#### [Records to process]
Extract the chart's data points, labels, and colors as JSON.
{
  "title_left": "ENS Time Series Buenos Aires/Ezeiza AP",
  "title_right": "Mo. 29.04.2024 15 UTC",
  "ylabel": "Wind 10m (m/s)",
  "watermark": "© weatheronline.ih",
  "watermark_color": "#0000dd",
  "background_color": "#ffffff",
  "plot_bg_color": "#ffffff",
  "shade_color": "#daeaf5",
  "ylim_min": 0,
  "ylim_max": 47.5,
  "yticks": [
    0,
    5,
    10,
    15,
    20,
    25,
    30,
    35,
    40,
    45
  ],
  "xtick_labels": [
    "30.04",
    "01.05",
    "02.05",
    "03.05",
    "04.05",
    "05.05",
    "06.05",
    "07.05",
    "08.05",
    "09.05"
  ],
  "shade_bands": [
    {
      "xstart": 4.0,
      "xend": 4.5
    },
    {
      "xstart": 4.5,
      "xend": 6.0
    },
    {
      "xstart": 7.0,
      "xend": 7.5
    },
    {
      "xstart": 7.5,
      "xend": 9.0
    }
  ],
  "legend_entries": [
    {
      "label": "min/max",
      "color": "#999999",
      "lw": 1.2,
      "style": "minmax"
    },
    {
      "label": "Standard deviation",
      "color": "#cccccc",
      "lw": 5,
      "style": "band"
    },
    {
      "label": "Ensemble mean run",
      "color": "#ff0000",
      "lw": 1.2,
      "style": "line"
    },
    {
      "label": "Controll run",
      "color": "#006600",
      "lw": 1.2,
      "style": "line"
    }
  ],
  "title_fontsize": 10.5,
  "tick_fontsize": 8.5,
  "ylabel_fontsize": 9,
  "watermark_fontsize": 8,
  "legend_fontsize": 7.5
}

#### [What to do]
Track down every line of the material containing the string "xstart", and copy it.

#### [Written answer]
      "xstart": 4.0,
      "xstart": 4.5,
      "xstart": 7.0,
      "xstart": 7.5,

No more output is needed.